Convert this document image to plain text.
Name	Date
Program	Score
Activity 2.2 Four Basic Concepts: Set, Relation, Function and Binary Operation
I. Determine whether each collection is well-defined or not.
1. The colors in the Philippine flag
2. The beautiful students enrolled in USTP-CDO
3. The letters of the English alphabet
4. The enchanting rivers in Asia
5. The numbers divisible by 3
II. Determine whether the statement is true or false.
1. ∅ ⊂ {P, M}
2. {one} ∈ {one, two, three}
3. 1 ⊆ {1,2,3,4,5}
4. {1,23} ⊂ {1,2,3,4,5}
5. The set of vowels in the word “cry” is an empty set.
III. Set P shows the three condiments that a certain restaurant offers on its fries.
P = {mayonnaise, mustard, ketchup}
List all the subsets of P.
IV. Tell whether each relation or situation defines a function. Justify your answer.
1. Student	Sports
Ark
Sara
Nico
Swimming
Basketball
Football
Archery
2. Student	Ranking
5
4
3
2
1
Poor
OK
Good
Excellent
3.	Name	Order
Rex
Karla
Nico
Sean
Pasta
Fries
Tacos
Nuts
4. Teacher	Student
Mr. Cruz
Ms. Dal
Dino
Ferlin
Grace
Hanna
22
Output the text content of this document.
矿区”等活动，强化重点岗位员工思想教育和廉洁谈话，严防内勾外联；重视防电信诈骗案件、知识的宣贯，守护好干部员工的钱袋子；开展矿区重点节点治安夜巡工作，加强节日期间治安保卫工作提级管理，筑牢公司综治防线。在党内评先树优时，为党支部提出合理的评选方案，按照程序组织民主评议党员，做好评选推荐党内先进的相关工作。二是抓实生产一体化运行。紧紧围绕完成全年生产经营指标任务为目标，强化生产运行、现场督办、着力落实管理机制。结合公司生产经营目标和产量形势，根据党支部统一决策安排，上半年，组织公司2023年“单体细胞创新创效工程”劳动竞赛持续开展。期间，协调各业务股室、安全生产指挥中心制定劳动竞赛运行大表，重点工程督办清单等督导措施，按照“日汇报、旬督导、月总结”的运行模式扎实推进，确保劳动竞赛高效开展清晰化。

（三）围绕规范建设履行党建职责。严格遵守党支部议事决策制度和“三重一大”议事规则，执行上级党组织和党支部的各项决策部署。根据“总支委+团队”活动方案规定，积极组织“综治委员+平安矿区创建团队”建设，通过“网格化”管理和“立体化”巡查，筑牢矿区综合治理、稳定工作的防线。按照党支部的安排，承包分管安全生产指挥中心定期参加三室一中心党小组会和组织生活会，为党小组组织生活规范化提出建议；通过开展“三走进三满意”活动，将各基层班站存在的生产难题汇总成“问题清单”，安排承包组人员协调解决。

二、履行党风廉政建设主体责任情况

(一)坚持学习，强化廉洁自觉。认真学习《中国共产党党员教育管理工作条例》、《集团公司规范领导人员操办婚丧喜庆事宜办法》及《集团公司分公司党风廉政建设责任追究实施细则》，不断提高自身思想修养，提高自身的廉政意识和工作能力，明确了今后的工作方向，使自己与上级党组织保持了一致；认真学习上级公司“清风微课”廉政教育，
▬▬▬
### Your goal
Scan the listing above and identify each line holding the string "Determine"; copy every such line.

### The response
I. Determine whether each collection is well-defined or not.
II. Determine whether the statement is true or false.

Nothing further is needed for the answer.